**What to do:** Copy out all the data, word for word.

**Entries provided:**
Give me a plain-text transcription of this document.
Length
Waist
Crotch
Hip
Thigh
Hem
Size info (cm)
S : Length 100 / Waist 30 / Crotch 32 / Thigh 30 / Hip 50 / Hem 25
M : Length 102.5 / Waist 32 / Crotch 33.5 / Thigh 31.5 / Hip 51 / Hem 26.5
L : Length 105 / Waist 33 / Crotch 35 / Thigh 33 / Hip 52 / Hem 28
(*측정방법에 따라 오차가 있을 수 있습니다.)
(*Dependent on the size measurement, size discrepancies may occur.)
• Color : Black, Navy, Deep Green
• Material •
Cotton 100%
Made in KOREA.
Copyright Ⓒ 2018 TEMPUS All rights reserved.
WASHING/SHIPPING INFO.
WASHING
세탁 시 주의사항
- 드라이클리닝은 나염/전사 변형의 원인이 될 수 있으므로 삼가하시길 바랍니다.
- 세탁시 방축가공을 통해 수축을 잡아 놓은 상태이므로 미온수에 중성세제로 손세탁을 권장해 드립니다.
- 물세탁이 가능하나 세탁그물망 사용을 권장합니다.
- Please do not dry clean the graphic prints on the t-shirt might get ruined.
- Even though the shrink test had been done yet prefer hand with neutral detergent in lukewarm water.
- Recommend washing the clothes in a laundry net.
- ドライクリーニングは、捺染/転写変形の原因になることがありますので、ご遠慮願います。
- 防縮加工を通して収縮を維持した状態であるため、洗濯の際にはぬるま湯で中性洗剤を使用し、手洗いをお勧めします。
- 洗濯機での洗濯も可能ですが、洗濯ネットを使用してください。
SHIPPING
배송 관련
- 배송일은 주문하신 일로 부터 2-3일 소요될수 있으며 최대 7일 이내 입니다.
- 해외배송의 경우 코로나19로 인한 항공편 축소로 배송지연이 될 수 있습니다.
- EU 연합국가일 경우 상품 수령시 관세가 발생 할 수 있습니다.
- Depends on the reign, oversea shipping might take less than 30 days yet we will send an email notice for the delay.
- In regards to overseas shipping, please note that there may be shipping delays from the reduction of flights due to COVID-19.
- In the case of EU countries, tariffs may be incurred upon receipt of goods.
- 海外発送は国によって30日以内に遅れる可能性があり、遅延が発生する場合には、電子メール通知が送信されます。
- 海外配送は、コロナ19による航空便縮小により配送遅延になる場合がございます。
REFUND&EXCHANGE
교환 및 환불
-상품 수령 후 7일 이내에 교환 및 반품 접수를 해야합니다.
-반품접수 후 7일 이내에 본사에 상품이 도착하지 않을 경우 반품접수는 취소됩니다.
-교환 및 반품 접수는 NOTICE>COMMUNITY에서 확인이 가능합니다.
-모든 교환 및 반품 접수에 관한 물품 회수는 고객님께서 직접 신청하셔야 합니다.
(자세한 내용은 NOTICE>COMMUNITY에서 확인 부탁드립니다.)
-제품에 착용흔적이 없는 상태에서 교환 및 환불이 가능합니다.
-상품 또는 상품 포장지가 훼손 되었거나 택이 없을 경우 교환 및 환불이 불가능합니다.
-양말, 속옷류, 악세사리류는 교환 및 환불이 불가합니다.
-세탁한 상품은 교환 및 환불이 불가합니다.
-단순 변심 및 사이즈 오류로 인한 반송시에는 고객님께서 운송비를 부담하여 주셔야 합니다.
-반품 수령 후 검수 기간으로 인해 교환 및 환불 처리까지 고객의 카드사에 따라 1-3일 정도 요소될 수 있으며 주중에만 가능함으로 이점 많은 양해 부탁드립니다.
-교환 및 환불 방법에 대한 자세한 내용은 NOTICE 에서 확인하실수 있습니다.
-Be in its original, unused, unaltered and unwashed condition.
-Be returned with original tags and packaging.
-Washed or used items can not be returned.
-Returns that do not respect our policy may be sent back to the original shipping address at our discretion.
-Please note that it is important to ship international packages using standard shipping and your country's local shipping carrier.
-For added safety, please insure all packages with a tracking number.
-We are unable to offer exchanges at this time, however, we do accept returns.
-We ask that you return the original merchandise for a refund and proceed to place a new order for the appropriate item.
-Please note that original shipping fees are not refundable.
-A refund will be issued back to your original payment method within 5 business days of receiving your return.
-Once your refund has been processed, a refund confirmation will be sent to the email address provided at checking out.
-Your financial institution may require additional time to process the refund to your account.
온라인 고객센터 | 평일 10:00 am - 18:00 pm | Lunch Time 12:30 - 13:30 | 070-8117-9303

**Result below:**
Give me a plain-text transcription of this document.
Length
Waist
Crotch
Hip
Thigh
Hem
Size info (cm)
S : Length 100 / Waist 30 / Crotch 32 / Thigh 30 / Hip 50 / Hem 25
M : Length 102.5 / Waist 32 / Crotch 33.5 / Thigh 31.5 / Hip 51 / Hem 26.5
L : Length 105 / Waist 33 / Crotch 35 / Thigh 33 / Hip 52 / Hem 28
(*측정방법에 따라 오차가 있을 수 있습니다.)
(*Dependent on the size measurement, size discrepancies may occur.)
• Color : Black, Navy, Deep Green
• Material •
Cotton 100%
Made in KOREA.
Copyright Ⓒ 2018 TEMPUS All rights reserved.
WASHING/SHIPPING INFO.
WASHING
세탁 시 주의사항
- 드라이클리닝은 나염/전사 변형의 원인이 될 수 있으므로 삼가하시길 바랍니다.
- 세탁시 방축가공을 통해 수축을 잡아 놓은 상태이므로 미온수에 중성세제로 손세탁을 권장해 드립니다.
- 물세탁이 가능하나 세탁그물망 사용을 권장합니다.
- Please do not dry clean the graphic prints on the t-shirt might get ruined.
- Even though the shrink test had been done yet prefer hand with neutral detergent in lukewarm water.
- Recommend washing the clothes in a laundry net.
- ドライクリーニングは、捺染/転写変形の原因になることがありますので、ご遠慮願います。
- 防縮加工を通して収縮を維持した状態であるため、洗濯の際にはぬるま湯で中性洗剤を使用し、手洗いをお勧めします。
- 洗濯機での洗濯も可能ですが、洗濯ネットを使用してください。
SHIPPING
배송 관련
- 배송일은 주문하신 일로 부터 2-3일 소요될수 있으며 최대 7일 이내 입니다.
- 해외배송의 경우 코로나19로 인한 항공편 축소로 배송지연이 될 수 있습니다.
- EU 연합국가일 경우 상품 수령시 관세가 발생 할 수 있습니다.
- Depends on the reign, oversea shipping might take less than 30 days yet we will send an email notice for the delay.
- In regards to overseas shipping, please note that there may be shipping delays from the reduction of flights due to COVID-19.
- In the case of EU countries, tariffs may be incurred upon receipt of goods.
- 海外発送は国によって30日以内に遅れる可能性があり、遅延が発生する場合には、電子メール通知が送信されます。
- 海外配送は、コロナ19による航空便縮小により配送遅延になる場合がございます。
REFUND&EXCHANGE
교환 및 환불
-상품 수령 후 7일 이내에 교환 및 반품 접수를 해야합니다.
-반품접수 후 7일 이내에 본사에 상품이 도착하지 않을 경우 반품접수는 취소됩니다.
-교환 및 반품 접수는 NOTICE>COMMUNITY에서 확인이 가능합니다.
-모든 교환 및 반품 접수에 관한 물품 회수는 고객님께서 직접 신청하셔야 합니다.
(자세한 내용은 NOTICE>COMMUNITY에서 확인 부탁드립니다.)
-제품에 착용흔적이 없는 상태에서 교환 및 환불이 가능합니다.
-상품 또는 상품 포장지가 훼손 되었거나 택이 없을 경우 교환 및 환불이 불가능합니다.
-양말, 속옷류, 악세사리류는 교환 및 환불이 불가합니다.
-세탁한 상품은 교환 및 환불이 불가합니다.
-단순 변심 및 사이즈 오류로 인한 반송시에는 고객님께서 운송비를 부담하여 주셔야 합니다.
-반품 수령 후 검수 기간으로 인해 교환 및 환불 처리까지 고객의 카드사에 따라 1-3일 정도 요소될 수 있으며 주중에만 가능함으로 이점 많은 양해 부탁드립니다.
-교환 및 환불 방법에 대한 자세한 내용은 NOTICE 에서 확인하실수 있습니다.
-Be in its original, unused, unaltered and unwashed condition.
-Be returned with original tags and packaging.
-Washed or used items can not be returned.
-Returns that do not respect our policy may be sent back to the original shipping address at our discretion.
-Please note that it is important to ship international packages using standard shipping and your country's local shipping carrier.
-For added safety, please insure all packages with a tracking number.
-We are unable to offer exchanges at this time, however, we do accept returns.
-We ask that you return the original merchandise for a refund and proceed to place a new order for the appropriate item.
-Please note that original shipping fees are not refundable.
-A refund will be issued back to your original payment method within 5 business days of receiving your return.
-Once your refund has been processed, a refund confirmation will be sent to the email address provided at checking out.
-Your financial institution may require additional time to process the refund to your account.
온라인 고객센터 | 평일 10:00 am - 18:00 pm | Lunch Time 12:30 - 13:30 | 070-8117-9303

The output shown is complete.